= SET EXERCISE =
Select every line holding the word "checked" and copy it.

= INPUT ROWS =
►
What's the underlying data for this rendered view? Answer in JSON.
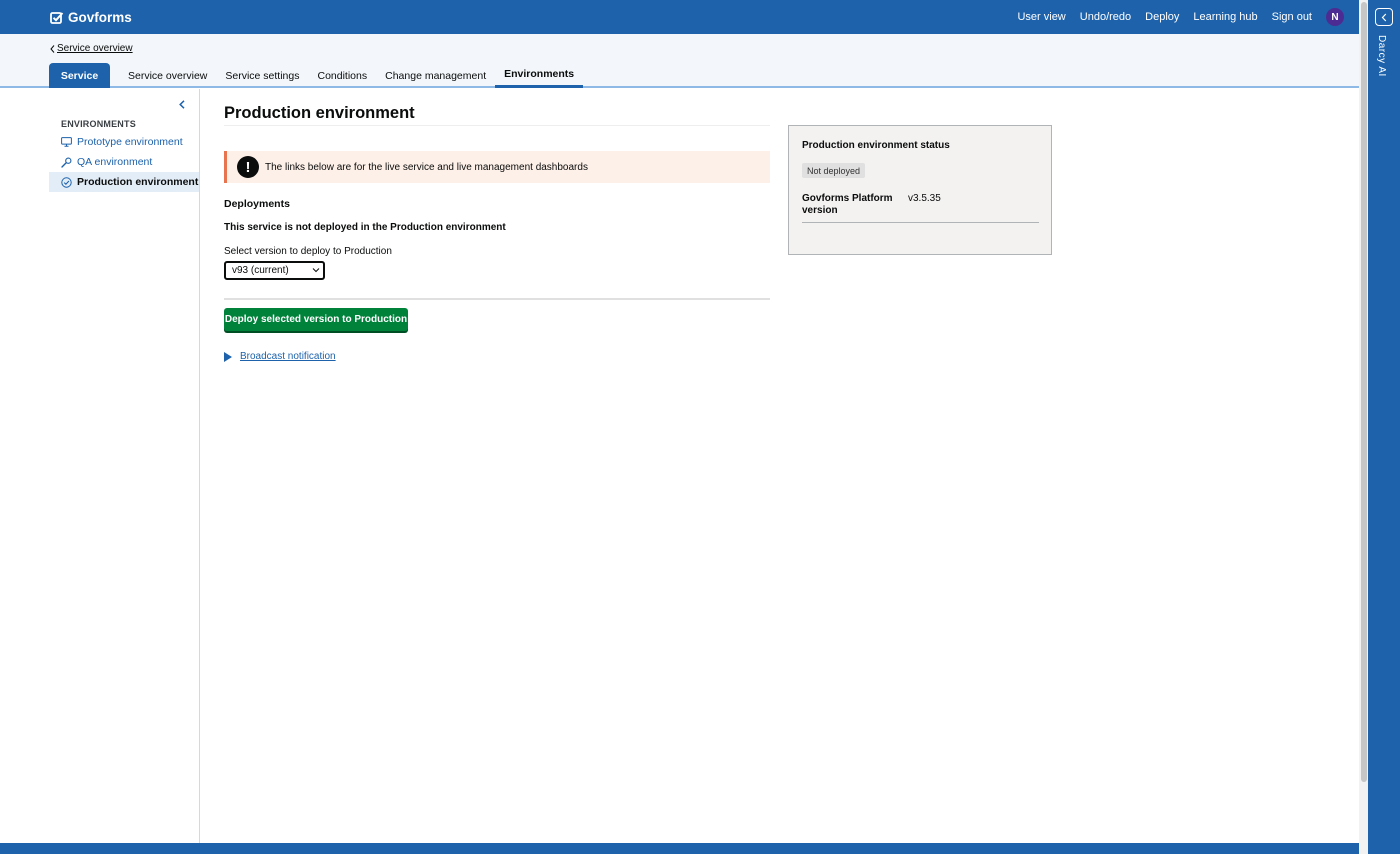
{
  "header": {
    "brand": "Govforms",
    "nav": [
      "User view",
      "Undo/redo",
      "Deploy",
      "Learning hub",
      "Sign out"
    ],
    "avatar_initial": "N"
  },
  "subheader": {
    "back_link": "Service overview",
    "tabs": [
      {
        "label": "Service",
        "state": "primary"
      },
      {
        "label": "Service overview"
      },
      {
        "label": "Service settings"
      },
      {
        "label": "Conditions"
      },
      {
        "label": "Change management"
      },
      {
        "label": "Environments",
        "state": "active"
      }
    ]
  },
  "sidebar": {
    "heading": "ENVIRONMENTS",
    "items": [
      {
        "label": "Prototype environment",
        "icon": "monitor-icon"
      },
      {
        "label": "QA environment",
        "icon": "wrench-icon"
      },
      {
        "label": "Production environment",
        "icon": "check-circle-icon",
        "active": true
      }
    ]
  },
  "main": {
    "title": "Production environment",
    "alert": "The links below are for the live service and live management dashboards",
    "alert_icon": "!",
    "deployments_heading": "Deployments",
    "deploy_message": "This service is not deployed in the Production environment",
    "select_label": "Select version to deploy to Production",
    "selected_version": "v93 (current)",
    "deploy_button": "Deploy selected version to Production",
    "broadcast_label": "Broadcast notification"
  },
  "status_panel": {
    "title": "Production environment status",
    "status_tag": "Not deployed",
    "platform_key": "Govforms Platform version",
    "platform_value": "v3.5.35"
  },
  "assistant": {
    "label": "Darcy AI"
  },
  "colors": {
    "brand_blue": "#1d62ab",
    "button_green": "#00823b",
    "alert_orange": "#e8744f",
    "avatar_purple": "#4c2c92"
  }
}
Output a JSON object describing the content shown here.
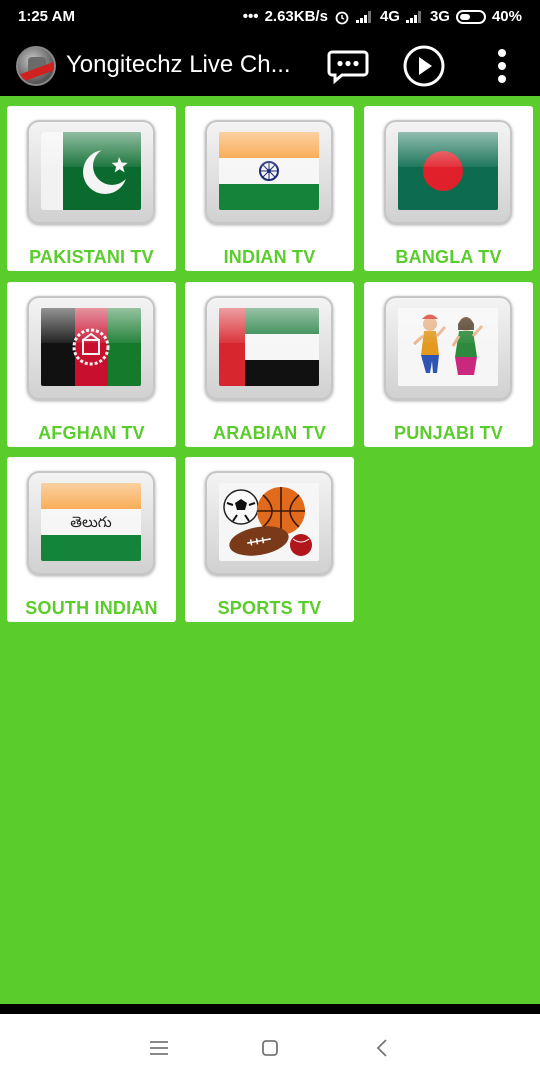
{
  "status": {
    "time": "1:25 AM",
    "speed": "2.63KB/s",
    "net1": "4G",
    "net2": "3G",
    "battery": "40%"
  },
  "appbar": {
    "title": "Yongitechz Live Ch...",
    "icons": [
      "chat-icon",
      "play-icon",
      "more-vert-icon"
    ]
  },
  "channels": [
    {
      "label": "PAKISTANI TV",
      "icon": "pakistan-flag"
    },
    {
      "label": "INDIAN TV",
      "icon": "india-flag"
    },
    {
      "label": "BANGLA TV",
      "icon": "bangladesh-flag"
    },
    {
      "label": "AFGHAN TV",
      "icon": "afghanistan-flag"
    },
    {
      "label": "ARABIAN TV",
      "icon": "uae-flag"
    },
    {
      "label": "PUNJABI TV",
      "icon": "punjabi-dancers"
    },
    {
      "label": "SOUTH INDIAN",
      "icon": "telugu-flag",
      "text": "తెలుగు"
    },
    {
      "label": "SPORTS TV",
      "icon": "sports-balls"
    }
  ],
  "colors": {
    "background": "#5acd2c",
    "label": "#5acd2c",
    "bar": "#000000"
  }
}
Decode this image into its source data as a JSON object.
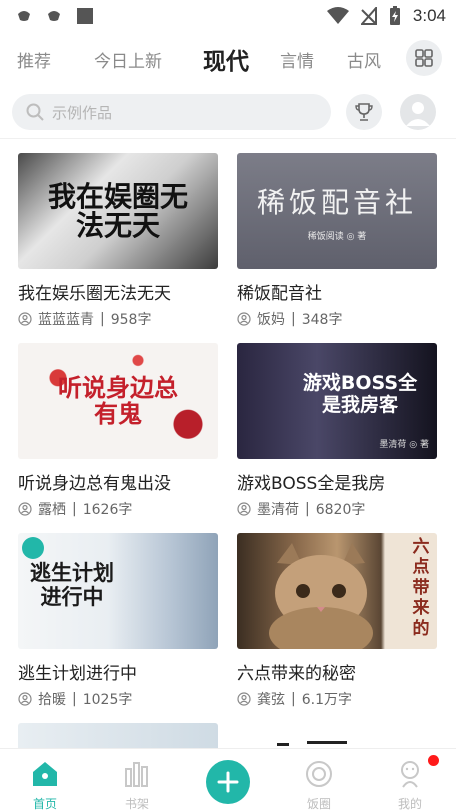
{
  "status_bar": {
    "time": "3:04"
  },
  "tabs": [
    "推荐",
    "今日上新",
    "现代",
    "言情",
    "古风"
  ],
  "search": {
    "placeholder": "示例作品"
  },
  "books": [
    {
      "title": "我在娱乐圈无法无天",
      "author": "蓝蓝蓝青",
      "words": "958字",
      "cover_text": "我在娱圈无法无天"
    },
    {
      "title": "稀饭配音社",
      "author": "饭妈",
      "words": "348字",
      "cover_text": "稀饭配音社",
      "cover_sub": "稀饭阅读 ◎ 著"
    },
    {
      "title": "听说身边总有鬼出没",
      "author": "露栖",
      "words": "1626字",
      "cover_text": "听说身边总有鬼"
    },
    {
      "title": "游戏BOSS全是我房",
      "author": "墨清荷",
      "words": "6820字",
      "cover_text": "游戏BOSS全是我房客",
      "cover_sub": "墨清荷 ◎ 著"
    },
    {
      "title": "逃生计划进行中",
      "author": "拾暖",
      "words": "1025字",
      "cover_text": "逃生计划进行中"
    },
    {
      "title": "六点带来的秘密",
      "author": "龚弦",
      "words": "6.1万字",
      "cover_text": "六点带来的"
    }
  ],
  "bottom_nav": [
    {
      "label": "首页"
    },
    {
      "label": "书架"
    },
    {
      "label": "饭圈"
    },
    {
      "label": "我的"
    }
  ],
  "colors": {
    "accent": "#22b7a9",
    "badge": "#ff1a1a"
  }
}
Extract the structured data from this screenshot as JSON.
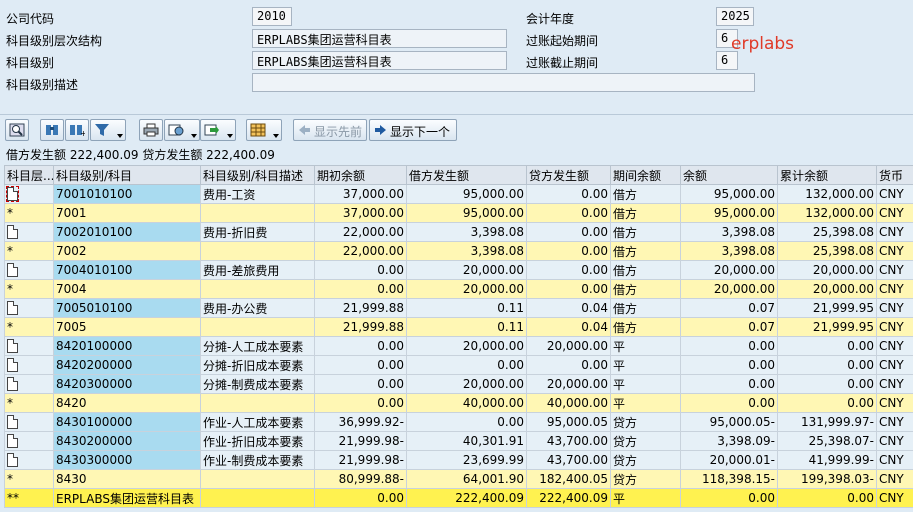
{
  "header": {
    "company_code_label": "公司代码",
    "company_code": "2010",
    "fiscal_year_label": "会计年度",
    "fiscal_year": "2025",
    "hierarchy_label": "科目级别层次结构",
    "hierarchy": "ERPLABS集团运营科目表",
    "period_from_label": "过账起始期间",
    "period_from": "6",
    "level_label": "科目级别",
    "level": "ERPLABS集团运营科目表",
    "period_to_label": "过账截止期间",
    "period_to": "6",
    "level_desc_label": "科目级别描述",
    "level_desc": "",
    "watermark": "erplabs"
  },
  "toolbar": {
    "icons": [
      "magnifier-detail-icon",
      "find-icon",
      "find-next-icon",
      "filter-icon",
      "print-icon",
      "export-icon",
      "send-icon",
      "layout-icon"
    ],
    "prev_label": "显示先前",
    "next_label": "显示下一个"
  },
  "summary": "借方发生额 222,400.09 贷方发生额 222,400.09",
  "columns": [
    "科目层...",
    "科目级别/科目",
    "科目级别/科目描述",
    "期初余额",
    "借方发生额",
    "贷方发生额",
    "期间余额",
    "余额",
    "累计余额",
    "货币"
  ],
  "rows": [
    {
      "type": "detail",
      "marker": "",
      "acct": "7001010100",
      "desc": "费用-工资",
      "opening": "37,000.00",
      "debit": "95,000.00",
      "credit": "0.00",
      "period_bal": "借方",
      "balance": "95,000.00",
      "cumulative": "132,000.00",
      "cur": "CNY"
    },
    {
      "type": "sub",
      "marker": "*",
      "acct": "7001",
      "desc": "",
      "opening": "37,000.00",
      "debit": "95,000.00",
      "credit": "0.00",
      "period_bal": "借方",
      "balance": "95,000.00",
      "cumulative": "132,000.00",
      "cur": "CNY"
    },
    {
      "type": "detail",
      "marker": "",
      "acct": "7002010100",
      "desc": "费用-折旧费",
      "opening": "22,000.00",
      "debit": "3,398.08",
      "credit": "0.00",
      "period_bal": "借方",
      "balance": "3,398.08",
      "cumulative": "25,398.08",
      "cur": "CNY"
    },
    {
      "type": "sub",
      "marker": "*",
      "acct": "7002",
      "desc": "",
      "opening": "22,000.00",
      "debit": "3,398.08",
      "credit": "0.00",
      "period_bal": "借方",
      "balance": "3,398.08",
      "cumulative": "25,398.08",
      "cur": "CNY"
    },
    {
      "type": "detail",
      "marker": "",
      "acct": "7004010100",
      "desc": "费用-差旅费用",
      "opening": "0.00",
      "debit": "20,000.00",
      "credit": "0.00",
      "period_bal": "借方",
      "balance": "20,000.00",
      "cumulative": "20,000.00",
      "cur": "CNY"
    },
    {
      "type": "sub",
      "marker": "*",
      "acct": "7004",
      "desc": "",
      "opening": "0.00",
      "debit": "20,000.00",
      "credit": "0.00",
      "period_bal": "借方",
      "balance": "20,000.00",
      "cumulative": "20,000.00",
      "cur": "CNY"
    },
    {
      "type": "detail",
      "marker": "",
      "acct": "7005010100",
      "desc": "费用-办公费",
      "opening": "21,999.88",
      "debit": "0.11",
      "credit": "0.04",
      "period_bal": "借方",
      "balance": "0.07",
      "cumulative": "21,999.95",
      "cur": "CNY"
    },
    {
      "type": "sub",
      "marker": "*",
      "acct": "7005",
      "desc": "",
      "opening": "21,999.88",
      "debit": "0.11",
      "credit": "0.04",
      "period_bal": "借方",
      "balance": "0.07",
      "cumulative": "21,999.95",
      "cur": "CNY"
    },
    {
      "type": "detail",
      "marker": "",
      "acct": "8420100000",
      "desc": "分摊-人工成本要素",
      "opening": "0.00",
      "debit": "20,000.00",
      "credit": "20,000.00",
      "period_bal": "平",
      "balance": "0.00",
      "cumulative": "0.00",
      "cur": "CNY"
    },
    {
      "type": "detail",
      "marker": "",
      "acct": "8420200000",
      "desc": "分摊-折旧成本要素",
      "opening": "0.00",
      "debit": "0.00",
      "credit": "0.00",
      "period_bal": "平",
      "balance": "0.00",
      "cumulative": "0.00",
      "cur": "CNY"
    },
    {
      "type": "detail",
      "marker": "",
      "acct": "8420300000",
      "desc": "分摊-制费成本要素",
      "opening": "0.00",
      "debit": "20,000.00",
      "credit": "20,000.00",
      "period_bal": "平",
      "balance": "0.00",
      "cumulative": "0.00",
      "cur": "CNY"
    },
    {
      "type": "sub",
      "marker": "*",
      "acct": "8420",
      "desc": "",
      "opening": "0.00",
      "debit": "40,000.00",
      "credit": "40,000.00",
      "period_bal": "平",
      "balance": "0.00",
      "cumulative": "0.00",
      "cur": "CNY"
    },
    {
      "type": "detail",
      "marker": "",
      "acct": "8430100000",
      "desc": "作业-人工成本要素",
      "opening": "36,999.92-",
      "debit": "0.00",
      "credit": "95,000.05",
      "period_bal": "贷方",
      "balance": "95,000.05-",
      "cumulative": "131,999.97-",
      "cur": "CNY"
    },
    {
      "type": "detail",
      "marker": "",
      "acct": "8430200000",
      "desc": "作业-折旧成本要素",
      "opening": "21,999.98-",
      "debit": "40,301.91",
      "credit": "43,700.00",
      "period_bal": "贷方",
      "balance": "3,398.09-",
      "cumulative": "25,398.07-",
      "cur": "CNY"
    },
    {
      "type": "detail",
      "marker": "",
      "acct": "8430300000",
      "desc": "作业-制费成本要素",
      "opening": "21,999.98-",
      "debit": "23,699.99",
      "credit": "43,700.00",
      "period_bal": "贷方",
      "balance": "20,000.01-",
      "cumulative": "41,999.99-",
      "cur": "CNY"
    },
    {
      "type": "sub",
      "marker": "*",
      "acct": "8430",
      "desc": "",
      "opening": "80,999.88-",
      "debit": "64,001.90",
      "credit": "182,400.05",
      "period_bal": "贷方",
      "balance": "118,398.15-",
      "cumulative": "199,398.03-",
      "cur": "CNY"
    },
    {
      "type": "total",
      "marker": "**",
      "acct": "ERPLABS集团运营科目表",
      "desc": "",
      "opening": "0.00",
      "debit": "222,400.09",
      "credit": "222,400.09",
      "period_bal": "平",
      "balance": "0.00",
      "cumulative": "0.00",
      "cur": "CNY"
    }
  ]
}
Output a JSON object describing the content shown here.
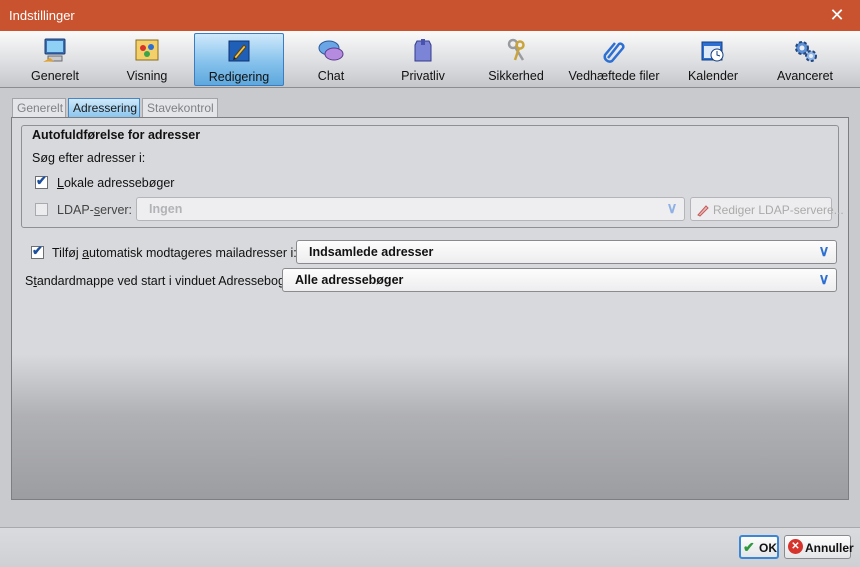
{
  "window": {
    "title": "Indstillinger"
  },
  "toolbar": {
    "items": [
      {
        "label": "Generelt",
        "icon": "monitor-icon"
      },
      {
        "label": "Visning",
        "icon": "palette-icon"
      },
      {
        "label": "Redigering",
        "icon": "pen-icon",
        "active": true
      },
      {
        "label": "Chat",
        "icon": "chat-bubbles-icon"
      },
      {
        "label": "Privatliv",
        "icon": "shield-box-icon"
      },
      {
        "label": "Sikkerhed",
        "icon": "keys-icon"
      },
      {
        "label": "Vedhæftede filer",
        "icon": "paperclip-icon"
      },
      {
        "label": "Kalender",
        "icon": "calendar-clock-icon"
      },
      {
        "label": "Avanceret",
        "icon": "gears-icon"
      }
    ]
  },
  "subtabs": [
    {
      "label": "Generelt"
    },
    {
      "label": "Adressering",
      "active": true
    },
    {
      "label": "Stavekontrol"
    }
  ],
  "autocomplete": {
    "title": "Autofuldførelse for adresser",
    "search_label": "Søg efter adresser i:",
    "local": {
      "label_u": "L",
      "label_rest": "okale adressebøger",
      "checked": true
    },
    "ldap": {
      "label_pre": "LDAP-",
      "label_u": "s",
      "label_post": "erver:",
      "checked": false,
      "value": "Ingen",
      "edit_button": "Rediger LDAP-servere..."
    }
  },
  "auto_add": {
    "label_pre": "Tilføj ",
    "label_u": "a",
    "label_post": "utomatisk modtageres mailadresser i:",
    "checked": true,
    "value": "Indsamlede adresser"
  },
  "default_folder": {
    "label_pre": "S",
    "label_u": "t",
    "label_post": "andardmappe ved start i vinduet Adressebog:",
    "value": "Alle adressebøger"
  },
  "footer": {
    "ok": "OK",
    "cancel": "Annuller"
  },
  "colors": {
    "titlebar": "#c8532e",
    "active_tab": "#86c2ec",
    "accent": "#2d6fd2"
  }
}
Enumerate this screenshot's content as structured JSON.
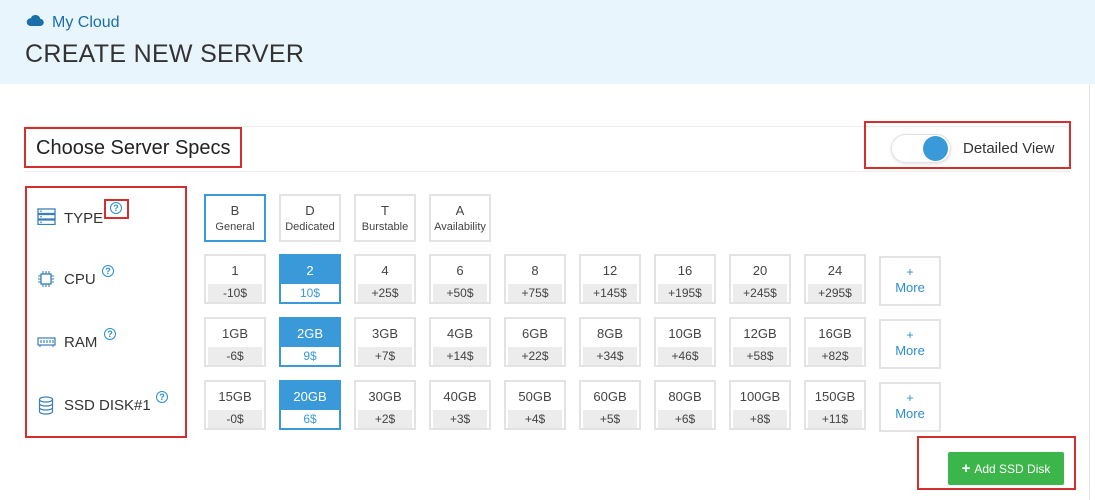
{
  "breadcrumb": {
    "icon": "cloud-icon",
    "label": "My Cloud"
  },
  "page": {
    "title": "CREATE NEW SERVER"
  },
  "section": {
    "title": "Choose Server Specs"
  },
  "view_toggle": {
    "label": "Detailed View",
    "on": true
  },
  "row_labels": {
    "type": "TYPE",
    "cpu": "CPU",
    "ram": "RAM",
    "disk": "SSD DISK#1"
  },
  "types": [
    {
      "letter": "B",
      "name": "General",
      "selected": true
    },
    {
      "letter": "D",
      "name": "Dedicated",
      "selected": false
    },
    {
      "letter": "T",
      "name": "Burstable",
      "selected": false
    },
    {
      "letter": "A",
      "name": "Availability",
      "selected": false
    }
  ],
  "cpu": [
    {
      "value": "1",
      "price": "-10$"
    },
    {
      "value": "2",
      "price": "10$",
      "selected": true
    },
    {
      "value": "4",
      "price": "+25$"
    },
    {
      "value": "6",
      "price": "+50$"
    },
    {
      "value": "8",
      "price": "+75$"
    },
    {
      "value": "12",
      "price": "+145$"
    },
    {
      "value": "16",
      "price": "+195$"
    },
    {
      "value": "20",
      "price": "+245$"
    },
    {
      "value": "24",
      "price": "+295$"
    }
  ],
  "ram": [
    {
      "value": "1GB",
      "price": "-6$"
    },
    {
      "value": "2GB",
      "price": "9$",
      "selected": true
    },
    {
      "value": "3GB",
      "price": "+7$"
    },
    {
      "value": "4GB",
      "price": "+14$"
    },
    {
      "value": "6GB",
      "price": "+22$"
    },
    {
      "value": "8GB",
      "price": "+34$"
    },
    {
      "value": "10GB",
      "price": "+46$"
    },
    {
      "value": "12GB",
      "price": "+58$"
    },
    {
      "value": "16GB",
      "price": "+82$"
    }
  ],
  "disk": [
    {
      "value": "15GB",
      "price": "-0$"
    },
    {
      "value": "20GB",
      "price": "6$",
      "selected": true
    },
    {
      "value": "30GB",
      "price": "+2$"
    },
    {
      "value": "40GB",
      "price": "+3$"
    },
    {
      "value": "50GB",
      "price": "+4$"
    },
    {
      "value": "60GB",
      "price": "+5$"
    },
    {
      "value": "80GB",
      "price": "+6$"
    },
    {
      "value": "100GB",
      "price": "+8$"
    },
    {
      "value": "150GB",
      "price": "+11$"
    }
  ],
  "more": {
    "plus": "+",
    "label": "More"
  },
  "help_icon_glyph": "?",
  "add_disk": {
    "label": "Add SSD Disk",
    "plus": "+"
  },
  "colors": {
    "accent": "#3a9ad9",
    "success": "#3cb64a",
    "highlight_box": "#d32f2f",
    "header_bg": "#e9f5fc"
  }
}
◄
= EXERCISE SOLUTION =
      "checked": true
      "checked": false,
    "checked": true,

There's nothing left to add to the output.